**OBJECTIVE:**
Skip the pictures and quote all of the lines exactly.

**Entries from a visual dataset:**
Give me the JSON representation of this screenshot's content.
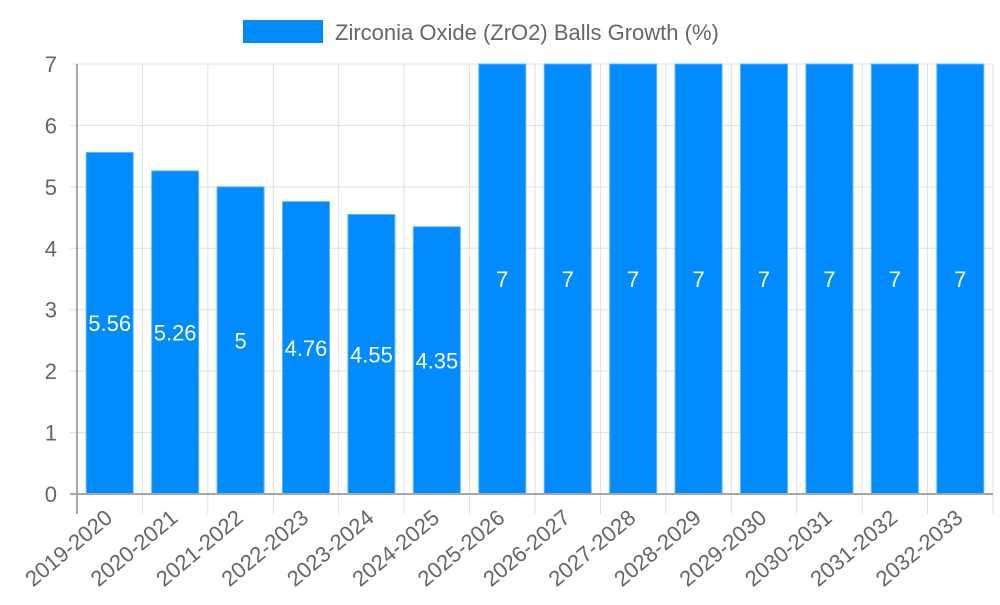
{
  "legend": {
    "label": "Zirconia Oxide (ZrO2) Balls Growth (%)",
    "swatch_color": "#008cff"
  },
  "colors": {
    "bar": "#008cff",
    "bar_border": "#5eb5ff",
    "grid": "#e0e0e0",
    "axis": "#a6a6a6",
    "tick_text": "#666666",
    "data_label": "#ffffff"
  },
  "chart_data": {
    "type": "bar",
    "title": "",
    "xlabel": "",
    "ylabel": "",
    "ylim": [
      0,
      7
    ],
    "yticks": [
      0,
      1,
      2,
      3,
      4,
      5,
      6,
      7
    ],
    "grid": true,
    "legend_position": "top",
    "categories": [
      "2019-2020",
      "2020-2021",
      "2021-2022",
      "2022-2023",
      "2023-2024",
      "2024-2025",
      "2025-2026",
      "2026-2027",
      "2027-2028",
      "2028-2029",
      "2029-2030",
      "2030-2031",
      "2031-2032",
      "2032-2033"
    ],
    "series": [
      {
        "name": "Zirconia Oxide (ZrO2) Balls Growth (%)",
        "values": [
          5.56,
          5.26,
          5,
          4.76,
          4.55,
          4.35,
          7,
          7,
          7,
          7,
          7,
          7,
          7,
          7
        ],
        "labels": [
          "5.56",
          "5.26",
          "5",
          "4.76",
          "4.55",
          "4.35",
          "7",
          "7",
          "7",
          "7",
          "7",
          "7",
          "7",
          "7"
        ]
      }
    ]
  }
}
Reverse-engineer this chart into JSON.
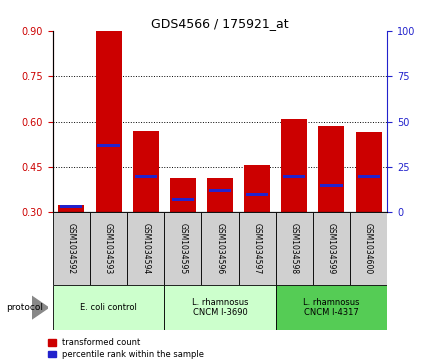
{
  "title": "GDS4566 / 175921_at",
  "samples": [
    "GSM1034592",
    "GSM1034593",
    "GSM1034594",
    "GSM1034595",
    "GSM1034596",
    "GSM1034597",
    "GSM1034598",
    "GSM1034599",
    "GSM1034600"
  ],
  "transformed_count": [
    0.325,
    0.9,
    0.57,
    0.415,
    0.415,
    0.455,
    0.61,
    0.585,
    0.565
  ],
  "percentile_rank": [
    3,
    37,
    20,
    7,
    12,
    10,
    20,
    15,
    20
  ],
  "ylim_left": [
    0.3,
    0.9
  ],
  "ylim_right": [
    0,
    100
  ],
  "yticks_left": [
    0.3,
    0.45,
    0.6,
    0.75,
    0.9
  ],
  "yticks_right": [
    0,
    25,
    50,
    75,
    100
  ],
  "bar_color_red": "#cc0000",
  "bar_color_blue": "#2222cc",
  "bar_width": 0.7,
  "group_ranges": [
    {
      "start": 0,
      "end": 2,
      "label": "E. coli control",
      "color": "#ccffcc"
    },
    {
      "start": 3,
      "end": 5,
      "label": "L. rhamnosus\nCNCM I-3690",
      "color": "#ccffcc"
    },
    {
      "start": 6,
      "end": 8,
      "label": "L. rhamnosus\nCNCM I-4317",
      "color": "#55cc55"
    }
  ],
  "legend_red": "transformed count",
  "legend_blue": "percentile rank within the sample",
  "protocol_label": "protocol",
  "background_color": "#ffffff",
  "tick_color_left": "#cc0000",
  "tick_color_right": "#2222cc",
  "plot_bg": "#ffffff"
}
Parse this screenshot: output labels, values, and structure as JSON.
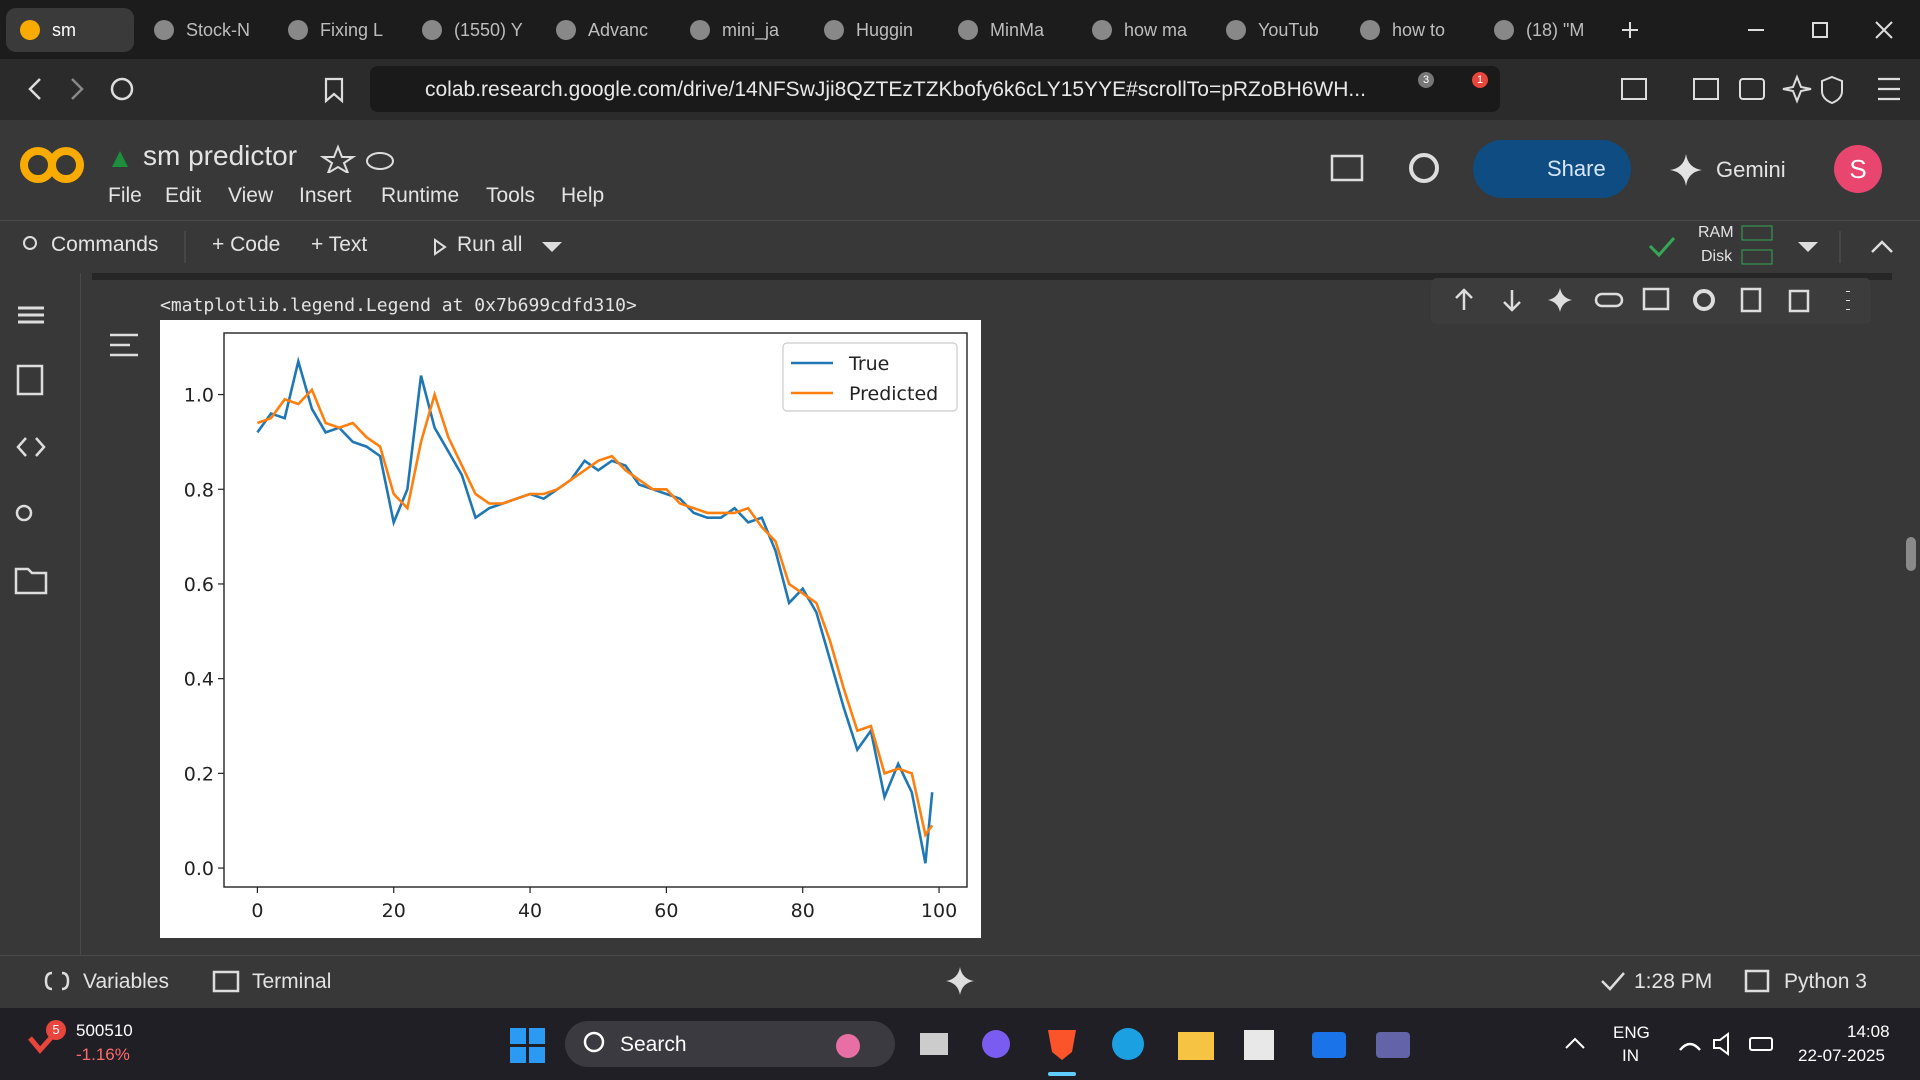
{
  "browser": {
    "tabs": [
      "sm",
      "Stock-N",
      "Fixing L",
      "(1550) Y",
      "Advanc",
      "mini_ja",
      "Huggin",
      "MinMa",
      "how ma",
      "YouTub",
      "how to",
      "(18) \"M"
    ],
    "url": "colab.research.google.com/drive/14NFSwJji8QZTEzTZKbofy6k6cLY15YYE#scrollTo=pRZoBH6WH...",
    "shield_badge": "3",
    "alert_badge": "1"
  },
  "colab": {
    "notebook_title": "sm predictor",
    "menu": [
      "File",
      "Edit",
      "View",
      "Insert",
      "Runtime",
      "Tools",
      "Help"
    ],
    "share": "Share",
    "gemini": "Gemini",
    "avatar": "S",
    "toolbar": {
      "commands": "Commands",
      "code": "+ Code",
      "text": "+ Text",
      "run_all": "Run all",
      "ram": "RAM",
      "disk": "Disk"
    },
    "output_text": "<matplotlib.legend.Legend at 0x7b699cdfd310>",
    "status": {
      "variables": "Variables",
      "terminal": "Terminal",
      "time": "1:28 PM",
      "runtime": "Python 3"
    }
  },
  "taskbar": {
    "stock_badge": "5",
    "stock_name": "500510",
    "stock_change": "-1.16%",
    "search": "Search",
    "lang": "ENG",
    "region": "IN",
    "clock": "14:08",
    "date": "22-07-2025"
  },
  "chart_data": {
    "type": "line",
    "x": [
      0,
      2,
      4,
      6,
      8,
      10,
      12,
      14,
      16,
      18,
      20,
      22,
      24,
      26,
      28,
      30,
      32,
      34,
      36,
      38,
      40,
      42,
      44,
      46,
      48,
      50,
      52,
      54,
      56,
      58,
      60,
      62,
      64,
      66,
      68,
      70,
      72,
      74,
      76,
      78,
      80,
      82,
      84,
      86,
      88,
      90,
      92,
      94,
      96,
      98,
      99
    ],
    "series": [
      {
        "name": "True",
        "color": "#1f77b4",
        "values": [
          0.92,
          0.96,
          0.95,
          1.07,
          0.97,
          0.92,
          0.93,
          0.9,
          0.89,
          0.87,
          0.73,
          0.8,
          1.04,
          0.93,
          0.88,
          0.83,
          0.74,
          0.76,
          0.77,
          0.78,
          0.79,
          0.78,
          0.8,
          0.82,
          0.86,
          0.84,
          0.86,
          0.85,
          0.81,
          0.8,
          0.79,
          0.78,
          0.75,
          0.74,
          0.74,
          0.76,
          0.73,
          0.74,
          0.67,
          0.56,
          0.59,
          0.54,
          0.44,
          0.34,
          0.25,
          0.29,
          0.15,
          0.22,
          0.16,
          0.01,
          0.16
        ]
      },
      {
        "name": "Predicted",
        "color": "#ff7f0e",
        "values": [
          0.94,
          0.95,
          0.99,
          0.98,
          1.01,
          0.94,
          0.93,
          0.94,
          0.91,
          0.89,
          0.79,
          0.76,
          0.9,
          1.0,
          0.91,
          0.85,
          0.79,
          0.77,
          0.77,
          0.78,
          0.79,
          0.79,
          0.8,
          0.82,
          0.84,
          0.86,
          0.87,
          0.84,
          0.82,
          0.8,
          0.8,
          0.77,
          0.76,
          0.75,
          0.75,
          0.75,
          0.76,
          0.72,
          0.69,
          0.6,
          0.58,
          0.56,
          0.48,
          0.38,
          0.29,
          0.3,
          0.2,
          0.21,
          0.2,
          0.07,
          0.09
        ]
      }
    ],
    "xlim": [
      -4.9,
      104.1
    ],
    "ylim": [
      -0.04,
      1.13
    ],
    "xticks": [
      0,
      20,
      40,
      60,
      80,
      100
    ],
    "yticks": [
      {
        "value": 0,
        "label": "0.0"
      },
      0.2,
      0.4,
      0.6,
      0.8,
      {
        "value": 1,
        "label": "1.0"
      }
    ],
    "legend": "upper right"
  }
}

**TASK ANSWER:**
Give me the JSON representation of this screenshot's content.
{
  "legend": {
    "label": "Zirconia Oxide (ZrO2) Balls Growth (%)",
    "swatch_color": "#008cff"
  },
  "colors": {
    "bar": "#008cff",
    "bar_border": "#5eb5ff",
    "grid": "#e0e0e0",
    "axis": "#a6a6a6",
    "tick_text": "#666666",
    "data_label": "#ffffff"
  },
  "chart_data": {
    "type": "bar",
    "title": "",
    "xlabel": "",
    "ylabel": "",
    "ylim": [
      0,
      7
    ],
    "yticks": [
      0,
      1,
      2,
      3,
      4,
      5,
      6,
      7
    ],
    "grid": true,
    "legend_position": "top",
    "categories": [
      "2019-2020",
      "2020-2021",
      "2021-2022",
      "2022-2023",
      "2023-2024",
      "2024-2025",
      "2025-2026",
      "2026-2027",
      "2027-2028",
      "2028-2029",
      "2029-2030",
      "2030-2031",
      "2031-2032",
      "2032-2033"
    ],
    "series": [
      {
        "name": "Zirconia Oxide (ZrO2) Balls Growth (%)",
        "values": [
          5.56,
          5.26,
          5,
          4.76,
          4.55,
          4.35,
          7,
          7,
          7,
          7,
          7,
          7,
          7,
          7
        ],
        "labels": [
          "5.56",
          "5.26",
          "5",
          "4.76",
          "4.55",
          "4.35",
          "7",
          "7",
          "7",
          "7",
          "7",
          "7",
          "7",
          "7"
        ]
      }
    ]
  }
}
Reverse-engineer this chart into JSON.
{
  "title": "GDS4566 / 175921_at",
  "samples": [
    "GSM1034592",
    "GSM1034593",
    "GSM1034594",
    "GSM1034595",
    "GSM1034596",
    "GSM1034597",
    "GSM1034598",
    "GSM1034599",
    "GSM1034600"
  ],
  "transformed_count": [
    0.325,
    0.9,
    0.57,
    0.415,
    0.415,
    0.455,
    0.61,
    0.585,
    0.565
  ],
  "percentile_rank": [
    3,
    37,
    20,
    7,
    12,
    10,
    20,
    15,
    20
  ],
  "ylim_left": [
    0.3,
    0.9
  ],
  "ylim_right": [
    0,
    100
  ],
  "yticks_left": [
    0.3,
    0.45,
    0.6,
    0.75,
    0.9
  ],
  "yticks_right": [
    0,
    25,
    50,
    75,
    100
  ],
  "bar_color_red": "#cc0000",
  "bar_color_blue": "#2222cc",
  "bar_width": 0.7,
  "group_ranges": [
    {
      "start": 0,
      "end": 2,
      "label": "E. coli control",
      "color": "#ccffcc"
    },
    {
      "start": 3,
      "end": 5,
      "label": "L. rhamnosus\nCNCM I-3690",
      "color": "#ccffcc"
    },
    {
      "start": 6,
      "end": 8,
      "label": "L. rhamnosus\nCNCM I-4317",
      "color": "#55cc55"
    }
  ],
  "legend_red": "transformed count",
  "legend_blue": "percentile rank within the sample",
  "protocol_label": "protocol",
  "background_color": "#ffffff",
  "tick_color_left": "#cc0000",
  "tick_color_right": "#2222cc",
  "plot_bg": "#ffffff"
}
Parse this screenshot: output labels, values, and structure as JSON.
{
  "browser": {
    "tabs": [
      "sm",
      "Stock-N",
      "Fixing L",
      "(1550) Y",
      "Advanc",
      "mini_ja",
      "Huggin",
      "MinMa",
      "how ma",
      "YouTub",
      "how to",
      "(18) \"M"
    ],
    "url": "colab.research.google.com/drive/14NFSwJji8QZTEzTZKbofy6k6cLY15YYE#scrollTo=pRZoBH6WH...",
    "shield_badge": "3",
    "alert_badge": "1"
  },
  "colab": {
    "notebook_title": "sm predictor",
    "menu": [
      "File",
      "Edit",
      "View",
      "Insert",
      "Runtime",
      "Tools",
      "Help"
    ],
    "share": "Share",
    "gemini": "Gemini",
    "avatar": "S",
    "toolbar": {
      "commands": "Commands",
      "code": "+ Code",
      "text": "+ Text",
      "run_all": "Run all",
      "ram": "RAM",
      "disk": "Disk"
    },
    "output_text": "<matplotlib.legend.Legend at 0x7b699cdfd310>",
    "status": {
      "variables": "Variables",
      "terminal": "Terminal",
      "time": "1:28 PM",
      "runtime": "Python 3"
    }
  },
  "taskbar": {
    "stock_badge": "5",
    "stock_name": "500510",
    "stock_change": "-1.16%",
    "search": "Search",
    "lang": "ENG",
    "region": "IN",
    "clock": "14:08",
    "date": "22-07-2025"
  },
  "chart_data": {
    "type": "line",
    "x": [
      0,
      2,
      4,
      6,
      8,
      10,
      12,
      14,
      16,
      18,
      20,
      22,
      24,
      26,
      28,
      30,
      32,
      34,
      36,
      38,
      40,
      42,
      44,
      46,
      48,
      50,
      52,
      54,
      56,
      58,
      60,
      62,
      64,
      66,
      68,
      70,
      72,
      74,
      76,
      78,
      80,
      82,
      84,
      86,
      88,
      90,
      92,
      94,
      96,
      98,
      99
    ],
    "series": [
      {
        "name": "True",
        "color": "#1f77b4",
        "values": [
          0.92,
          0.96,
          0.95,
          1.07,
          0.97,
          0.92,
          0.93,
          0.9,
          0.89,
          0.87,
          0.73,
          0.8,
          1.04,
          0.93,
          0.88,
          0.83,
          0.74,
          0.76,
          0.77,
          0.78,
          0.79,
          0.78,
          0.8,
          0.82,
          0.86,
          0.84,
          0.86,
          0.85,
          0.81,
          0.8,
          0.79,
          0.78,
          0.75,
          0.74,
          0.74,
          0.76,
          0.73,
          0.74,
          0.67,
          0.56,
          0.59,
          0.54,
          0.44,
          0.34,
          0.25,
          0.29,
          0.15,
          0.22,
          0.16,
          0.01,
          0.16
        ]
      },
      {
        "name": "Predicted",
        "color": "#ff7f0e",
        "values": [
          0.94,
          0.95,
          0.99,
          0.98,
          1.01,
          0.94,
          0.93,
          0.94,
          0.91,
          0.89,
          0.79,
          0.76,
          0.9,
          1.0,
          0.91,
          0.85,
          0.79,
          0.77,
          0.77,
          0.78,
          0.79,
          0.79,
          0.8,
          0.82,
          0.84,
          0.86,
          0.87,
          0.84,
          0.82,
          0.8,
          0.8,
          0.77,
          0.76,
          0.75,
          0.75,
          0.75,
          0.76,
          0.72,
          0.69,
          0.6,
          0.58,
          0.56,
          0.48,
          0.38,
          0.29,
          0.3,
          0.2,
          0.21,
          0.2,
          0.07,
          0.09
        ]
      }
    ],
    "xlim": [
      -4.9,
      104.1
    ],
    "ylim": [
      -0.04,
      1.13
    ],
    "xticks": [
      0,
      20,
      40,
      60,
      80,
      100
    ],
    "yticks": [
      {
        "value": 0,
        "label": "0.0"
      },
      0.2,
      0.4,
      0.6,
      0.8,
      {
        "value": 1,
        "label": "1.0"
      }
    ],
    "legend": "upper right"
  }
}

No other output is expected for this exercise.